-- begin Entries provided --
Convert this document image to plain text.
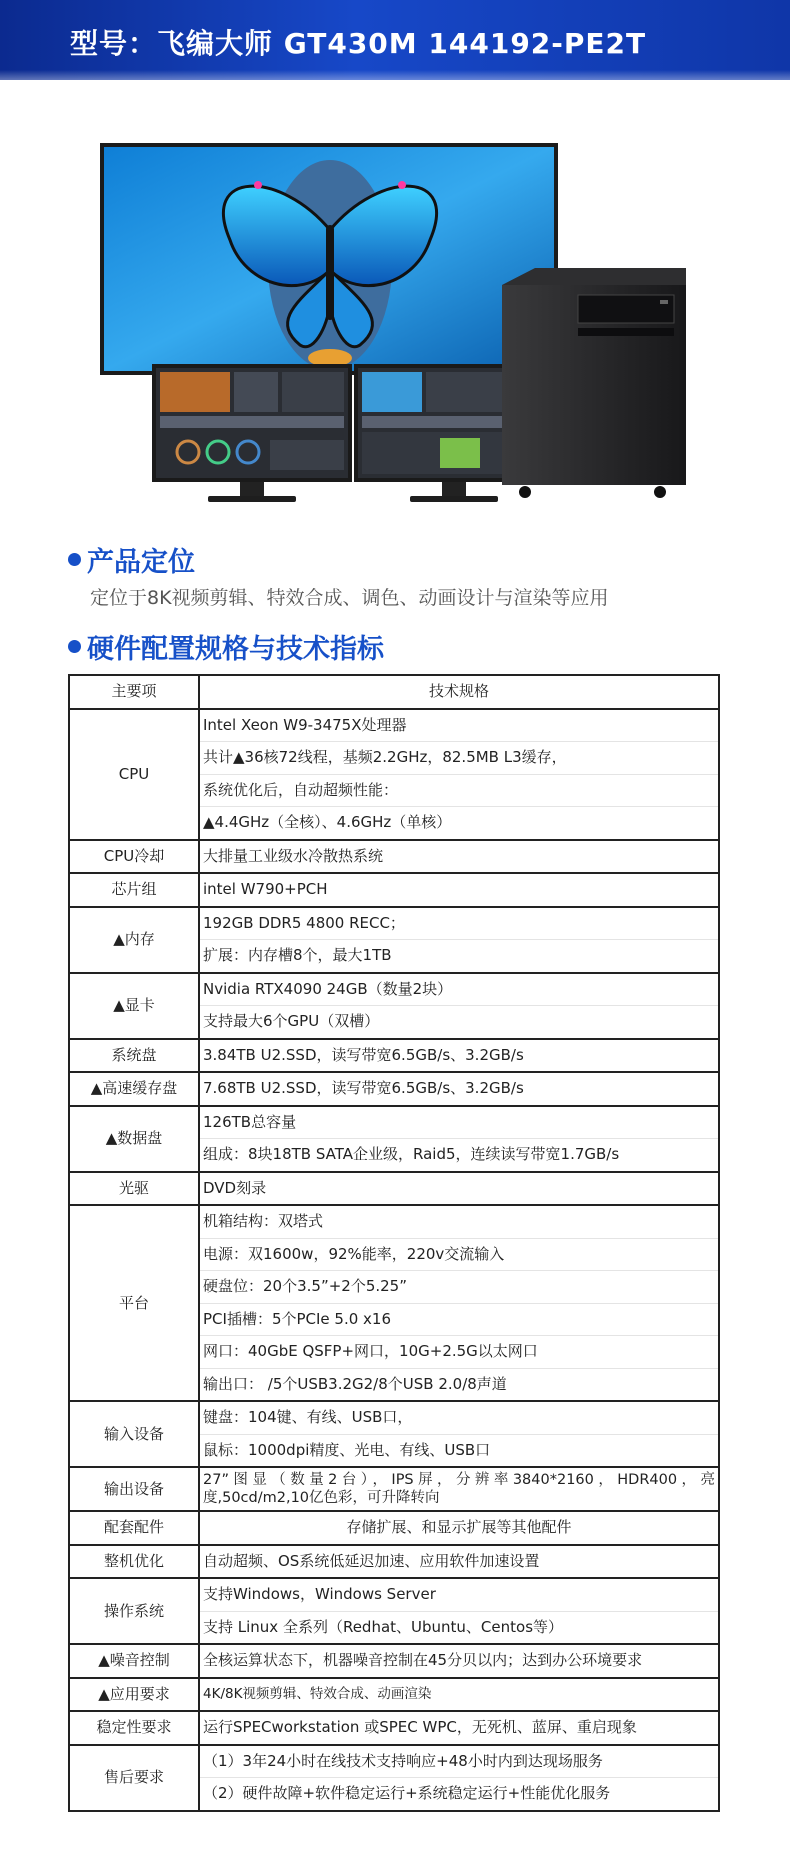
型号：飞编大师 GT430M 144192-PE2T
产品定位
定位于8K视频剪辑、特效合成、调色、动画设计与渲染等应用
硬件配置规格与技术指标
主要项	技术规格
CPU	Intel Xeon W9-3475X处理器
	共计▲36核72线程，基频2.2GHz，82.5MB L3缓存，
	系统优化后，自动超频性能：
	▲4.4GHz（全核）、4.6GHz（单核）
CPU冷却	大排量工业级水冷散热系统
芯片组	intel W790+PCH
▲内存	192GB DDR5 4800 RECC；
	扩展：内存槽8个，最大1TB
▲显卡	Nvidia RTX4090 24GB（数量2块）
	支持最大6个GPU（双槽）
系统盘	3.84TB U2.SSD，读写带宽6.5GB/s、3.2GB/s
▲高速缓存盘	7.68TB U2.SSD，读写带宽6.5GB/s、3.2GB/s
▲数据盘	126TB总容量
	组成：8块18TB SATA企业级，Raid5，连续读写带宽1.7GB/s
光驱	DVD刻录
平台	机箱结构：双塔式
	电源：双1600w，92%能率，220v交流输入
	硬盘位：20个3.5”+2个5.25”
	PCI插槽：5个PCIe 5.0 x16
	网口：40GbE QSFP+网口，10G+2.5G以太网口
	输出口： /5个USB3.2G2/8个USB 2.0/8声道
输入设备	键盘：104键、有线、USB口，
	鼠标：1000dpi精度、光电、有线、USB口
输出设备	27”图显（数量2台），IPS屏，分辨率3840*2160，HDR400，亮度,50cd/m2,10亿色彩，可升降转向
配套配件	存储扩展、和显示扩展等其他配件
整机优化	自动超频、OS系统低延迟加速、应用软件加速设置
操作系统	支持Windows，Windows Server
	支持 Linux 全系列（Redhat、Ubuntu、Centos等）
▲噪音控制	全核运算状态下，机器噪音控制在45分贝以内；达到办公环境要求
▲应用要求	4K/8K视频剪辑、特效合成、动画渲染
稳定性要求	运行SPECworkstation 或SPEC WPC，无死机、蓝屏、重启现象
售后要求	（1）3年24小时在线技术支持响应+48小时内到达现场服务
	（2）硬件故障+软件稳定运行+系统稳定运行+性能优化服务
-- end Entries provided --
§ To do
The listing above must be printed again exactly, minus its pictures.

§ Response
Convert this document image to plain text.
型号：飞编大师 GT430M 144192-PE2T
产品定位
定位于8K视频剪辑、特效合成、调色、动画设计与渲染等应用
硬件配置规格与技术指标
主要项	技术规格
CPU	Intel Xeon W9-3475X处理器
	共计▲36核72线程，基频2.2GHz，82.5MB L3缓存，
	系统优化后，自动超频性能：
	▲4.4GHz（全核）、4.6GHz（单核）
CPU冷却	大排量工业级水冷散热系统
芯片组	intel W790+PCH
▲内存	192GB DDR5 4800 RECC；
	扩展：内存槽8个，最大1TB
▲显卡	Nvidia RTX4090 24GB（数量2块）
	支持最大6个GPU（双槽）
系统盘	3.84TB U2.SSD，读写带宽6.5GB/s、3.2GB/s
▲高速缓存盘	7.68TB U2.SSD，读写带宽6.5GB/s、3.2GB/s
▲数据盘	126TB总容量
	组成：8块18TB SATA企业级，Raid5，连续读写带宽1.7GB/s
光驱	DVD刻录
平台	机箱结构：双塔式
	电源：双1600w，92%能率，220v交流输入
	硬盘位：20个3.5”+2个5.25”
	PCI插槽：5个PCIe 5.0 x16
	网口：40GbE QSFP+网口，10G+2.5G以太网口
	输出口： /5个USB3.2G2/8个USB 2.0/8声道
输入设备	键盘：104键、有线、USB口，
	鼠标：1000dpi精度、光电、有线、USB口
输出设备	27”图显（数量2台），IPS屏，分辨率3840*2160，HDR400，亮度,50cd/m2,10亿色彩，可升降转向
配套配件	存储扩展、和显示扩展等其他配件
整机优化	自动超频、OS系统低延迟加速、应用软件加速设置
操作系统	支持Windows，Windows Server
	支持 Linux 全系列（Redhat、Ubuntu、Centos等）
▲噪音控制	全核运算状态下，机器噪音控制在45分贝以内；达到办公环境要求
▲应用要求	4K/8K视频剪辑、特效合成、动画渲染
稳定性要求	运行SPECworkstation 或SPEC WPC，无死机、蓝屏、重启现象
售后要求	（1）3年24小时在线技术支持响应+48小时内到达现场服务
	（2）硬件故障+软件稳定运行+系统稳定运行+性能优化服务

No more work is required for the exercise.